> **Dataset records**

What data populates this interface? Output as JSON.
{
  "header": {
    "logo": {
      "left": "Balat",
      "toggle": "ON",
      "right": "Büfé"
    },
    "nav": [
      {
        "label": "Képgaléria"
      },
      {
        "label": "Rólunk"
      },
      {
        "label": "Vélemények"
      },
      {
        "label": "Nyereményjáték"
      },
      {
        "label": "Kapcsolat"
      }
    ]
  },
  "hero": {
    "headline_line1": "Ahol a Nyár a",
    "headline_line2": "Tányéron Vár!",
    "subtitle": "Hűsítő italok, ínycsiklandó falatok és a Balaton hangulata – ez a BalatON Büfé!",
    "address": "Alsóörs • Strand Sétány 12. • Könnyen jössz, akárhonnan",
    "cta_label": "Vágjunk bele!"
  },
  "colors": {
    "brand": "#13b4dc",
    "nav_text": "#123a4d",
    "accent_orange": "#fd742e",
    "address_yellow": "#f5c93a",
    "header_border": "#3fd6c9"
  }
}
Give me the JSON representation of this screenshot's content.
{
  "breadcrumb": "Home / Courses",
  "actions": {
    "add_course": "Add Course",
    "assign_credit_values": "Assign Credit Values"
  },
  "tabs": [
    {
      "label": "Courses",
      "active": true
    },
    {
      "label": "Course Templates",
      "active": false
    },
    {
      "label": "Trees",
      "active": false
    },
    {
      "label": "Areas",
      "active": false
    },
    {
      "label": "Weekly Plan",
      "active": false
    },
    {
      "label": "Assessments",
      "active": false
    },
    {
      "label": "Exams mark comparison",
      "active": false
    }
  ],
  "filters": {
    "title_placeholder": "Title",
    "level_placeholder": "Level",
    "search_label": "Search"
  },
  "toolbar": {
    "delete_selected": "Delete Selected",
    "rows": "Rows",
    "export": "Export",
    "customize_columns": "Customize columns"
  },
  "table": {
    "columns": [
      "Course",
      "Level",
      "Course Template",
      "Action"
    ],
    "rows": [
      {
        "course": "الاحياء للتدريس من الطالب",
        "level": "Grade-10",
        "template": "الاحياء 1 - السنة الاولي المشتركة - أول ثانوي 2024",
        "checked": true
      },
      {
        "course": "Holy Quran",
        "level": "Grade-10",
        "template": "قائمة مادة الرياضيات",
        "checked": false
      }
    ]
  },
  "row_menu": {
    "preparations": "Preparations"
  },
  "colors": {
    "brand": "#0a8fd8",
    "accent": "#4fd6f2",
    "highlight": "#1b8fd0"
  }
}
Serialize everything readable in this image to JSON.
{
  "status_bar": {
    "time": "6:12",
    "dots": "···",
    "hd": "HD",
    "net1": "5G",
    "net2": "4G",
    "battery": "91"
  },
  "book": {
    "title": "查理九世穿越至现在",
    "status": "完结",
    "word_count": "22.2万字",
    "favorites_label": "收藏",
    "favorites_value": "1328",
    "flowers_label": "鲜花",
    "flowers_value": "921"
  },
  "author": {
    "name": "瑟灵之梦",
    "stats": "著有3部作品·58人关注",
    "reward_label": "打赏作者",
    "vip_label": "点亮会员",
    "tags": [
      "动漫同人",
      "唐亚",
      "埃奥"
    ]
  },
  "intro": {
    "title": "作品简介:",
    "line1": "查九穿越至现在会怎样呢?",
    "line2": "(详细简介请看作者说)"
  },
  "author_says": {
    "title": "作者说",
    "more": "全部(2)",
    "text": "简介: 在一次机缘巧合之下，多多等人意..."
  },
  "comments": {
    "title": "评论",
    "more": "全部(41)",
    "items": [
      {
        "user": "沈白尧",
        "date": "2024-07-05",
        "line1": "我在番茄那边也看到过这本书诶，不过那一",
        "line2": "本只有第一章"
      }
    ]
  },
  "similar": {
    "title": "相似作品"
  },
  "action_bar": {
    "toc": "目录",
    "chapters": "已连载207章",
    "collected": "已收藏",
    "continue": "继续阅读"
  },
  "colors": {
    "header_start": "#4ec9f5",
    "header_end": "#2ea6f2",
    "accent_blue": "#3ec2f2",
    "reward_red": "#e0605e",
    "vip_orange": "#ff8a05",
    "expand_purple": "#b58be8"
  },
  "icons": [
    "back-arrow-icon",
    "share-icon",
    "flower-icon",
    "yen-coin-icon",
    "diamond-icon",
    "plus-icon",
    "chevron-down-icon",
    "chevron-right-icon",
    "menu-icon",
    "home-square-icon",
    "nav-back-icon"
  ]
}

> **Task requirements**
Make an exact copy of all the data.

> **Response**
What data populates this interface? Output as JSON.
{
  "header": {
    "logo": {
      "left": "Balat",
      "toggle": "ON",
      "right": "Büfé"
    },
    "nav": [
      {
        "label": "Képgaléria"
      },
      {
        "label": "Rólunk"
      },
      {
        "label": "Vélemények"
      },
      {
        "label": "Nyereményjáték"
      },
      {
        "label": "Kapcsolat"
      }
    ]
  },
  "hero": {
    "headline_line1": "Ahol a Nyár a",
    "headline_line2": "Tányéron Vár!",
    "subtitle": "Hűsítő italok, ínycsiklandó falatok és a Balaton hangulata – ez a BalatON Büfé!",
    "address": "Alsóörs • Strand Sétány 12. • Könnyen jössz, akárhonnan",
    "cta_label": "Vágjunk bele!"
  },
  "colors": {
    "brand": "#13b4dc",
    "nav_text": "#123a4d",
    "accent_orange": "#fd742e",
    "address_yellow": "#f5c93a",
    "header_border": "#3fd6c9"
  }
}
Give me the JSON representation of this screenshot's content.
{
  "breadcrumb": "Home / Courses",
  "actions": {
    "add_course": "Add Course",
    "assign_credit_values": "Assign Credit Values"
  },
  "tabs": [
    {
      "label": "Courses",
      "active": true
    },
    {
      "label": "Course Templates",
      "active": false
    },
    {
      "label": "Trees",
      "active": false
    },
    {
      "label": "Areas",
      "active": false
    },
    {
      "label": "Weekly Plan",
      "active": false
    },
    {
      "label": "Assessments",
      "active": false
    },
    {
      "label": "Exams mark comparison",
      "active": false
    }
  ],
  "filters": {
    "title_placeholder": "Title",
    "level_placeholder": "Level",
    "search_label": "Search"
  },
  "toolbar": {
    "delete_selected": "Delete Selected",
    "rows": "Rows",
    "export": "Export",
    "customize_columns": "Customize columns"
  },
  "table": {
    "columns": [
      "Course",
      "Level",
      "Course Template",
      "Action"
    ],
    "rows": [
      {
        "course": "الاحياء للتدريس من الطالب",
        "level": "Grade-10",
        "template": "الاحياء 1 - السنة الاولي المشتركة - أول ثانوي 2024",
        "checked": true
      },
      {
        "course": "Holy Quran",
        "level": "Grade-10",
        "template": "قائمة مادة الرياضيات",
        "checked": false
      }
    ]
  },
  "row_menu": {
    "preparations": "Preparations"
  },
  "colors": {
    "brand": "#0a8fd8",
    "accent": "#4fd6f2",
    "highlight": "#1b8fd0"
  }
}
Serialize everything readable in this image to JSON.
{
  "status_bar": {
    "time": "6:12",
    "dots": "···",
    "hd": "HD",
    "net1": "5G",
    "net2": "4G",
    "battery": "91"
  },
  "book": {
    "title": "查理九世穿越至现在",
    "status": "完结",
    "word_count": "22.2万字",
    "favorites_label": "收藏",
    "favorites_value": "1328",
    "flowers_label": "鲜花",
    "flowers_value": "921"
  },
  "author": {
    "name": "瑟灵之梦",
    "stats": "著有3部作品·58人关注",
    "reward_label": "打赏作者",
    "vip_label": "点亮会员",
    "tags": [
      "动漫同人",
      "唐亚",
      "埃奥"
    ]
  },
  "intro": {
    "title": "作品简介:",
    "line1": "查九穿越至现在会怎样呢?",
    "line2": "(详细简介请看作者说)"
  },
  "author_says": {
    "title": "作者说",
    "more": "全部(2)",
    "text": "简介: 在一次机缘巧合之下，多多等人意..."
  },
  "comments": {
    "title": "评论",
    "more": "全部(41)",
    "items": [
      {
        "user": "沈白尧",
        "date": "2024-07-05",
        "line1": "我在番茄那边也看到过这本书诶，不过那一",
        "line2": "本只有第一章"
      }
    ]
  },
  "similar": {
    "title": "相似作品"
  },
  "action_bar": {
    "toc": "目录",
    "chapters": "已连载207章",
    "collected": "已收藏",
    "continue": "继续阅读"
  },
  "colors": {
    "header_start": "#4ec9f5",
    "header_end": "#2ea6f2",
    "accent_blue": "#3ec2f2",
    "reward_red": "#e0605e",
    "vip_orange": "#ff8a05",
    "expand_purple": "#b58be8"
  },
  "icons": [
    "back-arrow-icon",
    "share-icon",
    "flower-icon",
    "yen-coin-icon",
    "diamond-icon",
    "plus-icon",
    "chevron-down-icon",
    "chevron-right-icon",
    "menu-icon",
    "home-square-icon",
    "nav-back-icon"
  ]
}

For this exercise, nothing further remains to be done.